Saved entries:
______
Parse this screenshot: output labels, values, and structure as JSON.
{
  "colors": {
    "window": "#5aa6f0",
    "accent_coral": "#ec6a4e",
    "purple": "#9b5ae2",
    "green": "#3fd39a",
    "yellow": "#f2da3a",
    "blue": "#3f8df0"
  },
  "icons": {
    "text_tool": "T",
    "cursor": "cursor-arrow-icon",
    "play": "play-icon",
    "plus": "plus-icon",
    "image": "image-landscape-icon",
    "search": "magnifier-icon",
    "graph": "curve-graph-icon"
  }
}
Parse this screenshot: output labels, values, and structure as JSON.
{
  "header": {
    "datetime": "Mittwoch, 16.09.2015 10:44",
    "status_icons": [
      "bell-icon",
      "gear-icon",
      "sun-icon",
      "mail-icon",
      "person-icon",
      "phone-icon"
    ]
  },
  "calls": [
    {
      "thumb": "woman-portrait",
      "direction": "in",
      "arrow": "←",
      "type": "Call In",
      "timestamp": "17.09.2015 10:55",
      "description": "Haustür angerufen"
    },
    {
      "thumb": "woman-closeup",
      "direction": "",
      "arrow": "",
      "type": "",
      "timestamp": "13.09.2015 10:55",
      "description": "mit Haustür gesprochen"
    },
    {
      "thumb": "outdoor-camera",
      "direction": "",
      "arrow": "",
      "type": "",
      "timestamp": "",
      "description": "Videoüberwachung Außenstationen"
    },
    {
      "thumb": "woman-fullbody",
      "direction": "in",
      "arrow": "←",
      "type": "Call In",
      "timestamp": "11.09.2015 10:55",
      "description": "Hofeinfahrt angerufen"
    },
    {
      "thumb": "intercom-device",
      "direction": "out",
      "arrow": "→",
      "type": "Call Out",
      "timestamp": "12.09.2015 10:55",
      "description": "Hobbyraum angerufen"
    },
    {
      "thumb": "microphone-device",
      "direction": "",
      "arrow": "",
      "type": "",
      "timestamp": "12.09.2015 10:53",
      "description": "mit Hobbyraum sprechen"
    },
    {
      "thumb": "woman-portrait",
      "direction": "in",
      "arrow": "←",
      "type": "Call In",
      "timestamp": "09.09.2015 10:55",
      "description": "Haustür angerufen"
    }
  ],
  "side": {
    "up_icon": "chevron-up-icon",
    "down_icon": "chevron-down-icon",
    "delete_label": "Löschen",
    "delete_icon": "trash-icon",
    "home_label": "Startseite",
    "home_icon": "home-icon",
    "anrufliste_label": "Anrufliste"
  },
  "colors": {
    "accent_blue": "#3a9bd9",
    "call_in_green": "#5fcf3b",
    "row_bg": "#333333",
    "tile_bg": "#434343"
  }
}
______
> _What you should do_:
Each line of the material above must be retyped precisely.

> _Solution below_:
Parse this screenshot: output labels, values, and structure as JSON.
{
  "colors": {
    "window": "#5aa6f0",
    "accent_coral": "#ec6a4e",
    "purple": "#9b5ae2",
    "green": "#3fd39a",
    "yellow": "#f2da3a",
    "blue": "#3f8df0"
  },
  "icons": {
    "text_tool": "T",
    "cursor": "cursor-arrow-icon",
    "play": "play-icon",
    "plus": "plus-icon",
    "image": "image-landscape-icon",
    "search": "magnifier-icon",
    "graph": "curve-graph-icon"
  }
}
Parse this screenshot: output labels, values, and structure as JSON.
{
  "header": {
    "datetime": "Mittwoch, 16.09.2015 10:44",
    "status_icons": [
      "bell-icon",
      "gear-icon",
      "sun-icon",
      "mail-icon",
      "person-icon",
      "phone-icon"
    ]
  },
  "calls": [
    {
      "thumb": "woman-portrait",
      "direction": "in",
      "arrow": "←",
      "type": "Call In",
      "timestamp": "17.09.2015 10:55",
      "description": "Haustür angerufen"
    },
    {
      "thumb": "woman-closeup",
      "direction": "",
      "arrow": "",
      "type": "",
      "timestamp": "13.09.2015 10:55",
      "description": "mit Haustür gesprochen"
    },
    {
      "thumb": "outdoor-camera",
      "direction": "",
      "arrow": "",
      "type": "",
      "timestamp": "",
      "description": "Videoüberwachung Außenstationen"
    },
    {
      "thumb": "woman-fullbody",
      "direction": "in",
      "arrow": "←",
      "type": "Call In",
      "timestamp": "11.09.2015 10:55",
      "description": "Hofeinfahrt angerufen"
    },
    {
      "thumb": "intercom-device",
      "direction": "out",
      "arrow": "→",
      "type": "Call Out",
      "timestamp": "12.09.2015 10:55",
      "description": "Hobbyraum angerufen"
    },
    {
      "thumb": "microphone-device",
      "direction": "",
      "arrow": "",
      "type": "",
      "timestamp": "12.09.2015 10:53",
      "description": "mit Hobbyraum sprechen"
    },
    {
      "thumb": "woman-portrait",
      "direction": "in",
      "arrow": "←",
      "type": "Call In",
      "timestamp": "09.09.2015 10:55",
      "description": "Haustür angerufen"
    }
  ],
  "side": {
    "up_icon": "chevron-up-icon",
    "down_icon": "chevron-down-icon",
    "delete_label": "Löschen",
    "delete_icon": "trash-icon",
    "home_label": "Startseite",
    "home_icon": "home-icon",
    "anrufliste_label": "Anrufliste"
  },
  "colors": {
    "accent_blue": "#3a9bd9",
    "call_in_green": "#5fcf3b",
    "row_bg": "#333333",
    "tile_bg": "#434343"
  }
}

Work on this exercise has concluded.